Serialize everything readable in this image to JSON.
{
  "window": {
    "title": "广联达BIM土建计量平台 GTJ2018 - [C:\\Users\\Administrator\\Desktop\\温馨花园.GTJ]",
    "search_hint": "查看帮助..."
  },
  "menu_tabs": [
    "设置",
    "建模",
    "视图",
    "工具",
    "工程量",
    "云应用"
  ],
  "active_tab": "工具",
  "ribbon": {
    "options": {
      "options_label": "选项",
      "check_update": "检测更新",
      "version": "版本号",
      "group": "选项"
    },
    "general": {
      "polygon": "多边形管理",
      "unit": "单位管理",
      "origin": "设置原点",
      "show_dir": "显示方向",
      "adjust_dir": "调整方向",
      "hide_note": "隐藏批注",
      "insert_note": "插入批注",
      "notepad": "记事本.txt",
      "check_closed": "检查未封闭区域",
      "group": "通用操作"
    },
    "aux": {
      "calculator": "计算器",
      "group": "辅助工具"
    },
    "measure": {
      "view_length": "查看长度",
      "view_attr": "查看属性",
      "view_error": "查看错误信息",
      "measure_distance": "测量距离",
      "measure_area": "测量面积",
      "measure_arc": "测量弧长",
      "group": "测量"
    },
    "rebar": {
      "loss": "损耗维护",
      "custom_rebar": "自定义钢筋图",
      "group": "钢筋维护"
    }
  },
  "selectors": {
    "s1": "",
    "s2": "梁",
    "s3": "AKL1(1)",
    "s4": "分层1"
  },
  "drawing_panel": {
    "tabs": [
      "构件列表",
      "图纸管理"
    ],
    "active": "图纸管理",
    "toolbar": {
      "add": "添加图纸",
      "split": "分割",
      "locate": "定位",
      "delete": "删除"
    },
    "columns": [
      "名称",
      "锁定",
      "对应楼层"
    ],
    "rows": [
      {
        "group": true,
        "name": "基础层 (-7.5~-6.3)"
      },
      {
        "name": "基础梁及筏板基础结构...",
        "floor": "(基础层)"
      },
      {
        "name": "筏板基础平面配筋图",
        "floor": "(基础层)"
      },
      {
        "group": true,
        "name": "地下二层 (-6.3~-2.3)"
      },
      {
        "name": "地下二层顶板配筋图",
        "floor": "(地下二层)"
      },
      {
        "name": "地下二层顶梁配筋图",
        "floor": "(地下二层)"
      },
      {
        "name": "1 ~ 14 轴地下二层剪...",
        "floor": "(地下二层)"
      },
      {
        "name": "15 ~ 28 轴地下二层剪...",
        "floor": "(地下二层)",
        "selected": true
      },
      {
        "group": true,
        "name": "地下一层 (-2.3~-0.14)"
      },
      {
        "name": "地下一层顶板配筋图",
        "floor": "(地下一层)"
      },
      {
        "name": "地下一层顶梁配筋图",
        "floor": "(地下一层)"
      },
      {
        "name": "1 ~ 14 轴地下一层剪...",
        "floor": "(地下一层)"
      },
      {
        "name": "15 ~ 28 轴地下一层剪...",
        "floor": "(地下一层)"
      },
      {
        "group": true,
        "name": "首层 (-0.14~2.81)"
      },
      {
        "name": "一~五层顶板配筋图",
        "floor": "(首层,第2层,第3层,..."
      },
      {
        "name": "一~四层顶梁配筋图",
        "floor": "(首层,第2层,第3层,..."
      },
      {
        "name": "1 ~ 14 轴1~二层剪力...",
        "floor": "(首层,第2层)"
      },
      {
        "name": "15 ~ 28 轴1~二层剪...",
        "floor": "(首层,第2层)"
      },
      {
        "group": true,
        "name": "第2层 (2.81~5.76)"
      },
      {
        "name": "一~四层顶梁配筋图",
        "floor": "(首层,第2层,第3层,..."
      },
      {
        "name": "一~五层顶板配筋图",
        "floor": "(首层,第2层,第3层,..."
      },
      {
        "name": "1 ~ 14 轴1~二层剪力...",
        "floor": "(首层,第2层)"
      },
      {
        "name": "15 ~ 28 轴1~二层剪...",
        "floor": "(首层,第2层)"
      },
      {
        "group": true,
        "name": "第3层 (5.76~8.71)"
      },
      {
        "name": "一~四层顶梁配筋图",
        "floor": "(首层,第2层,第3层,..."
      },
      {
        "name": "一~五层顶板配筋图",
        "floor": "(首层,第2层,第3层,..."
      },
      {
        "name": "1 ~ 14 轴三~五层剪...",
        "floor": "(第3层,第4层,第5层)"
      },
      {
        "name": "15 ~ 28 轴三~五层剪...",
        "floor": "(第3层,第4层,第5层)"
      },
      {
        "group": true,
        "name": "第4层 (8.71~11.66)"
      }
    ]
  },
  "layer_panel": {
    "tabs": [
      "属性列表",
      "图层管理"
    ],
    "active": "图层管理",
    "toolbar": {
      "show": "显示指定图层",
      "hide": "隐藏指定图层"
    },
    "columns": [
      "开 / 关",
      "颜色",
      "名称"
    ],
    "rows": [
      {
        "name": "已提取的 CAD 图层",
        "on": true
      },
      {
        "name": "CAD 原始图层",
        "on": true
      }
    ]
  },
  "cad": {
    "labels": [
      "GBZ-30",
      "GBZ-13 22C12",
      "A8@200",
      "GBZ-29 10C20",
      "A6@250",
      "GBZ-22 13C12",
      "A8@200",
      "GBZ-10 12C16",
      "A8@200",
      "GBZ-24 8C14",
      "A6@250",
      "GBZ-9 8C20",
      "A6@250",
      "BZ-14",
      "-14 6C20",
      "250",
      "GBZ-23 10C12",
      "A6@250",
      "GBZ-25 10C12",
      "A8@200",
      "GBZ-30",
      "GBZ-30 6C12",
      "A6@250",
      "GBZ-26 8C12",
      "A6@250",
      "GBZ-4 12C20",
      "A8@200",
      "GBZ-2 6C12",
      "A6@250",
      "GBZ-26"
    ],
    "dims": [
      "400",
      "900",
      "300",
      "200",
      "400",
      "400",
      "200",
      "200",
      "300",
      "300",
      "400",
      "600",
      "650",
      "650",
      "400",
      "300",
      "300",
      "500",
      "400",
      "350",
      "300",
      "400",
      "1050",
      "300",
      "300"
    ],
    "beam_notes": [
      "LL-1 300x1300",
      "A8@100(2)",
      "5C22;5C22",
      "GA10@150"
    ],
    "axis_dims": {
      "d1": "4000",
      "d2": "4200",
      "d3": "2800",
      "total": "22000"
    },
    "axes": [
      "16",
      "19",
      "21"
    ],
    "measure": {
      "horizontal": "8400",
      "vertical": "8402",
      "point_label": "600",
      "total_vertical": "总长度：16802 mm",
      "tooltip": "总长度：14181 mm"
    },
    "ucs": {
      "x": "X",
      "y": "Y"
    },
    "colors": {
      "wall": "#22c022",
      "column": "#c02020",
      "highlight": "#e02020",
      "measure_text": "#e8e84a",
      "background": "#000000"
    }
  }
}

----------------

- _SET TASK_
Word for word, extract all the records.

- _ANSWER TO THE PROBLEM_
Serialize everything readable in this image to JSON.
{
  "window": {
    "title": "广联达BIM土建计量平台 GTJ2018 - [C:\\Users\\Administrator\\Desktop\\温馨花园.GTJ]",
    "search_hint": "查看帮助..."
  },
  "menu_tabs": [
    "设置",
    "建模",
    "视图",
    "工具",
    "工程量",
    "云应用"
  ],
  "active_tab": "工具",
  "ribbon": {
    "options": {
      "options_label": "选项",
      "check_update": "检测更新",
      "version": "版本号",
      "group": "选项"
    },
    "general": {
      "polygon": "多边形管理",
      "unit": "单位管理",
      "origin": "设置原点",
      "show_dir": "显示方向",
      "adjust_dir": "调整方向",
      "hide_note": "隐藏批注",
      "insert_note": "插入批注",
      "notepad": "记事本.txt",
      "check_closed": "检查未封闭区域",
      "group": "通用操作"
    },
    "aux": {
      "calculator": "计算器",
      "group": "辅助工具"
    },
    "measure": {
      "view_length": "查看长度",
      "view_attr": "查看属性",
      "view_error": "查看错误信息",
      "measure_distance": "测量距离",
      "measure_area": "测量面积",
      "measure_arc": "测量弧长",
      "group": "测量"
    },
    "rebar": {
      "loss": "损耗维护",
      "custom_rebar": "自定义钢筋图",
      "group": "钢筋维护"
    }
  },
  "selectors": {
    "s1": "",
    "s2": "梁",
    "s3": "AKL1(1)",
    "s4": "分层1"
  },
  "drawing_panel": {
    "tabs": [
      "构件列表",
      "图纸管理"
    ],
    "active": "图纸管理",
    "toolbar": {
      "add": "添加图纸",
      "split": "分割",
      "locate": "定位",
      "delete": "删除"
    },
    "columns": [
      "名称",
      "锁定",
      "对应楼层"
    ],
    "rows": [
      {
        "group": true,
        "name": "基础层 (-7.5~-6.3)"
      },
      {
        "name": "基础梁及筏板基础结构...",
        "floor": "(基础层)"
      },
      {
        "name": "筏板基础平面配筋图",
        "floor": "(基础层)"
      },
      {
        "group": true,
        "name": "地下二层 (-6.3~-2.3)"
      },
      {
        "name": "地下二层顶板配筋图",
        "floor": "(地下二层)"
      },
      {
        "name": "地下二层顶梁配筋图",
        "floor": "(地下二层)"
      },
      {
        "name": "1 ~ 14 轴地下二层剪...",
        "floor": "(地下二层)"
      },
      {
        "name": "15 ~ 28 轴地下二层剪...",
        "floor": "(地下二层)",
        "selected": true
      },
      {
        "group": true,
        "name": "地下一层 (-2.3~-0.14)"
      },
      {
        "name": "地下一层顶板配筋图",
        "floor": "(地下一层)"
      },
      {
        "name": "地下一层顶梁配筋图",
        "floor": "(地下一层)"
      },
      {
        "name": "1 ~ 14 轴地下一层剪...",
        "floor": "(地下一层)"
      },
      {
        "name": "15 ~ 28 轴地下一层剪...",
        "floor": "(地下一层)"
      },
      {
        "group": true,
        "name": "首层 (-0.14~2.81)"
      },
      {
        "name": "一~五层顶板配筋图",
        "floor": "(首层,第2层,第3层,..."
      },
      {
        "name": "一~四层顶梁配筋图",
        "floor": "(首层,第2层,第3层,..."
      },
      {
        "name": "1 ~ 14 轴1~二层剪力...",
        "floor": "(首层,第2层)"
      },
      {
        "name": "15 ~ 28 轴1~二层剪...",
        "floor": "(首层,第2层)"
      },
      {
        "group": true,
        "name": "第2层 (2.81~5.76)"
      },
      {
        "name": "一~四层顶梁配筋图",
        "floor": "(首层,第2层,第3层,..."
      },
      {
        "name": "一~五层顶板配筋图",
        "floor": "(首层,第2层,第3层,..."
      },
      {
        "name": "1 ~ 14 轴1~二层剪力...",
        "floor": "(首层,第2层)"
      },
      {
        "name": "15 ~ 28 轴1~二层剪...",
        "floor": "(首层,第2层)"
      },
      {
        "group": true,
        "name": "第3层 (5.76~8.71)"
      },
      {
        "name": "一~四层顶梁配筋图",
        "floor": "(首层,第2层,第3层,..."
      },
      {
        "name": "一~五层顶板配筋图",
        "floor": "(首层,第2层,第3层,..."
      },
      {
        "name": "1 ~ 14 轴三~五层剪...",
        "floor": "(第3层,第4层,第5层)"
      },
      {
        "name": "15 ~ 28 轴三~五层剪...",
        "floor": "(第3层,第4层,第5层)"
      },
      {
        "group": true,
        "name": "第4层 (8.71~11.66)"
      }
    ]
  },
  "layer_panel": {
    "tabs": [
      "属性列表",
      "图层管理"
    ],
    "active": "图层管理",
    "toolbar": {
      "show": "显示指定图层",
      "hide": "隐藏指定图层"
    },
    "columns": [
      "开 / 关",
      "颜色",
      "名称"
    ],
    "rows": [
      {
        "name": "已提取的 CAD 图层",
        "on": true
      },
      {
        "name": "CAD 原始图层",
        "on": true
      }
    ]
  },
  "cad": {
    "labels": [
      "GBZ-30",
      "GBZ-13 22C12",
      "A8@200",
      "GBZ-29 10C20",
      "A6@250",
      "GBZ-22 13C12",
      "A8@200",
      "GBZ-10 12C16",
      "A8@200",
      "GBZ-24 8C14",
      "A6@250",
      "GBZ-9 8C20",
      "A6@250",
      "BZ-14",
      "-14 6C20",
      "250",
      "GBZ-23 10C12",
      "A6@250",
      "GBZ-25 10C12",
      "A8@200",
      "GBZ-30",
      "GBZ-30 6C12",
      "A6@250",
      "GBZ-26 8C12",
      "A6@250",
      "GBZ-4 12C20",
      "A8@200",
      "GBZ-2 6C12",
      "A6@250",
      "GBZ-26"
    ],
    "dims": [
      "400",
      "900",
      "300",
      "200",
      "400",
      "400",
      "200",
      "200",
      "300",
      "300",
      "400",
      "600",
      "650",
      "650",
      "400",
      "300",
      "300",
      "500",
      "400",
      "350",
      "300",
      "400",
      "1050",
      "300",
      "300"
    ],
    "beam_notes": [
      "LL-1 300x1300",
      "A8@100(2)",
      "5C22;5C22",
      "GA10@150"
    ],
    "axis_dims": {
      "d1": "4000",
      "d2": "4200",
      "d3": "2800",
      "total": "22000"
    },
    "axes": [
      "16",
      "19",
      "21"
    ],
    "measure": {
      "horizontal": "8400",
      "vertical": "8402",
      "point_label": "600",
      "total_vertical": "总长度：16802 mm",
      "tooltip": "总长度：14181 mm"
    },
    "ucs": {
      "x": "X",
      "y": "Y"
    },
    "colors": {
      "wall": "#22c022",
      "column": "#c02020",
      "highlight": "#e02020",
      "measure_text": "#e8e84a",
      "background": "#000000"
    }
  }
}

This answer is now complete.